Exercise:
Gather all lines with "value" from the records.

=== Provided records ===

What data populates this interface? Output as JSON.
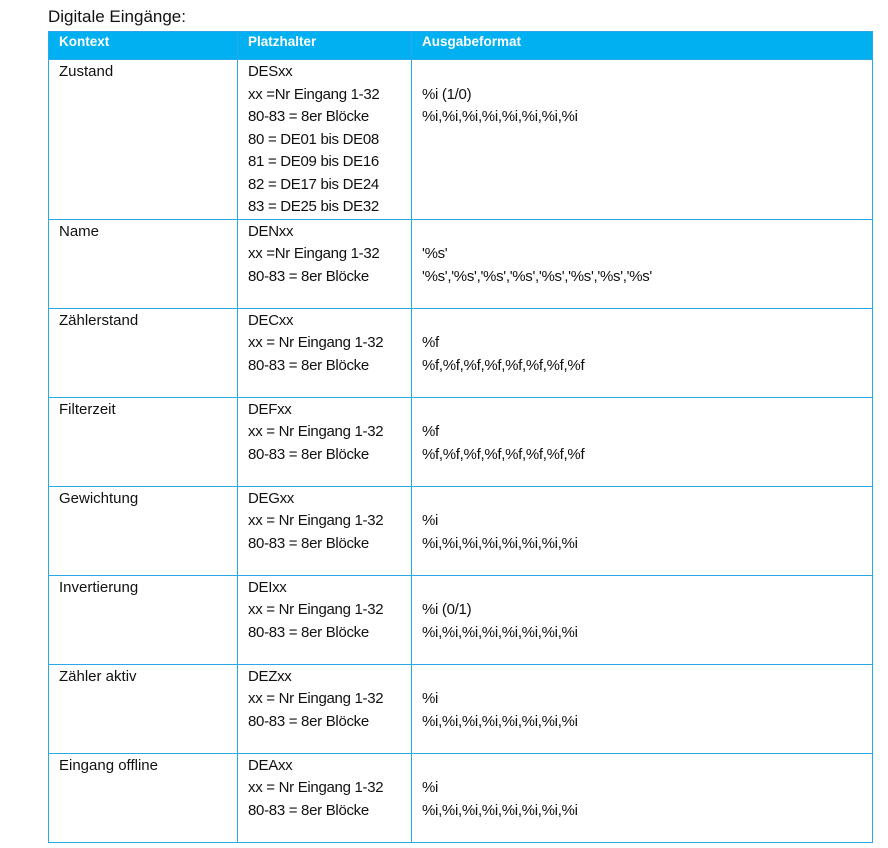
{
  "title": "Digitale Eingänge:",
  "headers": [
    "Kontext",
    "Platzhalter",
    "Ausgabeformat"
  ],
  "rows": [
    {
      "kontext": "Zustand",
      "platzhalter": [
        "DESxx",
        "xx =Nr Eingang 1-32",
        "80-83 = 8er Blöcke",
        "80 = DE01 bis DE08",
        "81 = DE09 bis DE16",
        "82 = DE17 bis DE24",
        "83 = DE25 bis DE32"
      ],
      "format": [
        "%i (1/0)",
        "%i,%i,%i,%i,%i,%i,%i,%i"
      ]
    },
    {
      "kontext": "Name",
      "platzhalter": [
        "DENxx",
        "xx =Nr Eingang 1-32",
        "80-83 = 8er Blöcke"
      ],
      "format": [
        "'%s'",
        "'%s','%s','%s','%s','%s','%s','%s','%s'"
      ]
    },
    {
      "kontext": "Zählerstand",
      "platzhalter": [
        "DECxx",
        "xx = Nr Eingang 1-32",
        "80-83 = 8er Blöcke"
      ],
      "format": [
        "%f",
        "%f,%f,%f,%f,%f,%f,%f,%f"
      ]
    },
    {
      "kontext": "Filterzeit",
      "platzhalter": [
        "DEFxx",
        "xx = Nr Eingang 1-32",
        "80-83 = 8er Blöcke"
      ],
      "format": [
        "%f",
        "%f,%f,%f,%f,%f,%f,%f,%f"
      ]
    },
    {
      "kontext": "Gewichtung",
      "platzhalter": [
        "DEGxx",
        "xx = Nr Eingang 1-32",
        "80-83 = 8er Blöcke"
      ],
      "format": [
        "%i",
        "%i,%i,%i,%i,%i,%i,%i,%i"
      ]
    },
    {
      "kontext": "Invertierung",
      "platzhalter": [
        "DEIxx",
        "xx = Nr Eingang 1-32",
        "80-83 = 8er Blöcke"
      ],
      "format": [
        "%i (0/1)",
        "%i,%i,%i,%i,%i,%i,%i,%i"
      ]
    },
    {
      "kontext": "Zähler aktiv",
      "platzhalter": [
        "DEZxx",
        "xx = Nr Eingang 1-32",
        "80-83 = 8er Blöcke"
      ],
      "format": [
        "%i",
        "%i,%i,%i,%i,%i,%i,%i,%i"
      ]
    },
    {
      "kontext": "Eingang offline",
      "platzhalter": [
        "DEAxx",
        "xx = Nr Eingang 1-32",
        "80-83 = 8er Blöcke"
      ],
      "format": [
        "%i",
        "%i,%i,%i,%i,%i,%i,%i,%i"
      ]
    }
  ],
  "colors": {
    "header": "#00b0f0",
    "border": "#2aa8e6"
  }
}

===
=== Provided records ===

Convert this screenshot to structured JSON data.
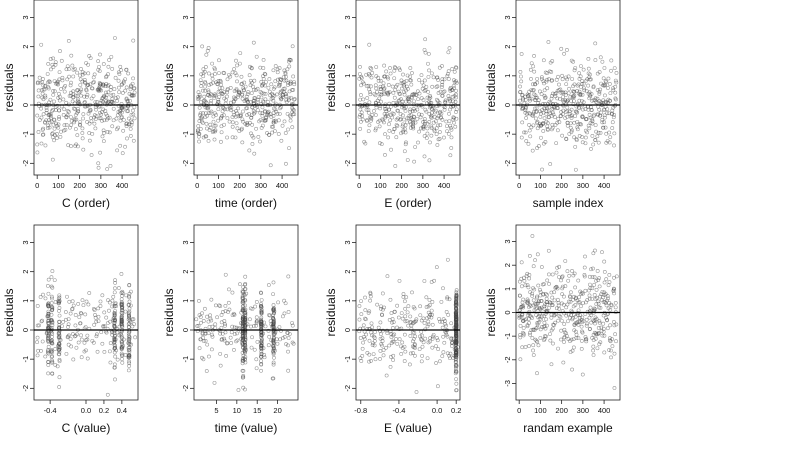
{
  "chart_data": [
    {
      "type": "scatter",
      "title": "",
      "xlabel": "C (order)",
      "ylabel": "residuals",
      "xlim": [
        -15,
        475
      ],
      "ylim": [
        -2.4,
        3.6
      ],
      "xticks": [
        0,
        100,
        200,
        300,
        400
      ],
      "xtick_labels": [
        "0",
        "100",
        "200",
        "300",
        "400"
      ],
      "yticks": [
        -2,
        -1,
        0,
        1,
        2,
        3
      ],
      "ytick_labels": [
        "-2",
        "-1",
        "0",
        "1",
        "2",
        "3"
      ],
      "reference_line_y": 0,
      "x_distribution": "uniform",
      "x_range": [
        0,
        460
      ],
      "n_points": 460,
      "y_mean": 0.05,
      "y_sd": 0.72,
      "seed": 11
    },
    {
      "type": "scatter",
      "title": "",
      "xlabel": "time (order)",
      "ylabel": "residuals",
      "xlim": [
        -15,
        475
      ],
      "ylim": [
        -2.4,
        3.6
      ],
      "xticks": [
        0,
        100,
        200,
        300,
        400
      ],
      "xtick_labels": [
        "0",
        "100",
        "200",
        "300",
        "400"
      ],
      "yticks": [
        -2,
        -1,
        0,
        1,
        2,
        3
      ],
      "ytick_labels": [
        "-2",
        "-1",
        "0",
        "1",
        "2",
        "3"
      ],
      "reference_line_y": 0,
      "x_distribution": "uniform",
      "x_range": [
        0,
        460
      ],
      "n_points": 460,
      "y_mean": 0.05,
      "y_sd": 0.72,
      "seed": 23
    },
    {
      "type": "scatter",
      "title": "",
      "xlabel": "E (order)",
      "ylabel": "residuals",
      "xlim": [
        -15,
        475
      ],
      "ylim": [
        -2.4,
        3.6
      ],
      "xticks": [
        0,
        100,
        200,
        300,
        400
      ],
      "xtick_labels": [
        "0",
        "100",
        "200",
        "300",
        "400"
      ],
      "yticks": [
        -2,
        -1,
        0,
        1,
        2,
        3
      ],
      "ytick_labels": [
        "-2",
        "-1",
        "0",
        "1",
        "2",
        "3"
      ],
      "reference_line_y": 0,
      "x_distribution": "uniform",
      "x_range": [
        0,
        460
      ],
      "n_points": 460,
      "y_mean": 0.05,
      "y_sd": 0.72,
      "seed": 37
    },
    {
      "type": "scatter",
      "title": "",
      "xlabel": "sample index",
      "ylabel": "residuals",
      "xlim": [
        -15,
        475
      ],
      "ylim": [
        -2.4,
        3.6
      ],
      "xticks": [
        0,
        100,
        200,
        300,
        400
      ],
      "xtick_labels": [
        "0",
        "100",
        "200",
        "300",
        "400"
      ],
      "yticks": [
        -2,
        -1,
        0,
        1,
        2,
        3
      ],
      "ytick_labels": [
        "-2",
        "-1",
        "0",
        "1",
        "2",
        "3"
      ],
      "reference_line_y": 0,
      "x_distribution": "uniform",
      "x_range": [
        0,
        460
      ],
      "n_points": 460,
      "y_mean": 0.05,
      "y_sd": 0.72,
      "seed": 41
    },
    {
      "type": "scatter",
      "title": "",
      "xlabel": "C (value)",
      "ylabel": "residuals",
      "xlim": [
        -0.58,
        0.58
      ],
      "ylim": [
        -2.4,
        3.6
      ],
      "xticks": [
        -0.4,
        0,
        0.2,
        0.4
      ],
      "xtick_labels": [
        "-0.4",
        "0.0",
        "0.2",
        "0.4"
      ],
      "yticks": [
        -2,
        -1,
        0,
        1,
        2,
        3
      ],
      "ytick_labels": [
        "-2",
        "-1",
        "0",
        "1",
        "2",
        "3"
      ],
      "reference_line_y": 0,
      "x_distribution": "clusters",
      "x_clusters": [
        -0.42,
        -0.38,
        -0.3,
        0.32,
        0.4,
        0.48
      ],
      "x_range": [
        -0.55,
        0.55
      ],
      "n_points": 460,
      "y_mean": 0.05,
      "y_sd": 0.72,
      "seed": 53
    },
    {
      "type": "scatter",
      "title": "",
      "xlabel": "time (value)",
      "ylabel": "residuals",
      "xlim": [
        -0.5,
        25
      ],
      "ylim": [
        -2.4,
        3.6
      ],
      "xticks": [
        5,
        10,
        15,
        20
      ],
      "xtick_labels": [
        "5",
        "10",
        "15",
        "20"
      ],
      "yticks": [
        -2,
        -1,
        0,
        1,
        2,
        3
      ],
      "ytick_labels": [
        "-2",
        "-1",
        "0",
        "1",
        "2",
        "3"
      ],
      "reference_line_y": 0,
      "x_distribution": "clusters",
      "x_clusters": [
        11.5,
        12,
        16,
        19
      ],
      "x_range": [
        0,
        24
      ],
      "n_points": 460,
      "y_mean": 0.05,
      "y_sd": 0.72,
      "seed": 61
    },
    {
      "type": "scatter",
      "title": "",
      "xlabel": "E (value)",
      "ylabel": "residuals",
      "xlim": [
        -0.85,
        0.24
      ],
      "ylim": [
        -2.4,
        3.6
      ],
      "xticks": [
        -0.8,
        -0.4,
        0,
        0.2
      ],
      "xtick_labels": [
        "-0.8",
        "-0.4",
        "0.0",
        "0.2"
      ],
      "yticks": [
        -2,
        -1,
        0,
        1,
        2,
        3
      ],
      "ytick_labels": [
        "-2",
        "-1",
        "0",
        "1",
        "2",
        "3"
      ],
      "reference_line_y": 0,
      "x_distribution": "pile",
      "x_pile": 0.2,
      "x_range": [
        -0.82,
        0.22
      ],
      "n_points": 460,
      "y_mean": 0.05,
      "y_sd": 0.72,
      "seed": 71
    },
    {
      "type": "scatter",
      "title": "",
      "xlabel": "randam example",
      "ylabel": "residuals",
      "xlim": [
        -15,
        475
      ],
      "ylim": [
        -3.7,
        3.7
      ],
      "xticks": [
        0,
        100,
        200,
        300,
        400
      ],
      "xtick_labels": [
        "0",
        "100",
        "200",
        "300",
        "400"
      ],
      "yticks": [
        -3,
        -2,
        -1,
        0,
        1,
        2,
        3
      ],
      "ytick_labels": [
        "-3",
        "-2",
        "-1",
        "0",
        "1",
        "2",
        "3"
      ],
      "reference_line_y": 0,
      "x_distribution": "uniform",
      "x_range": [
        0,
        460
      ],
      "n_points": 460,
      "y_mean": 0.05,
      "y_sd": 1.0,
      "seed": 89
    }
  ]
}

===

Task response:
      "xlabel": "C (value)",
      "xlabel": "time (value)",
      "xlabel": "E (value)",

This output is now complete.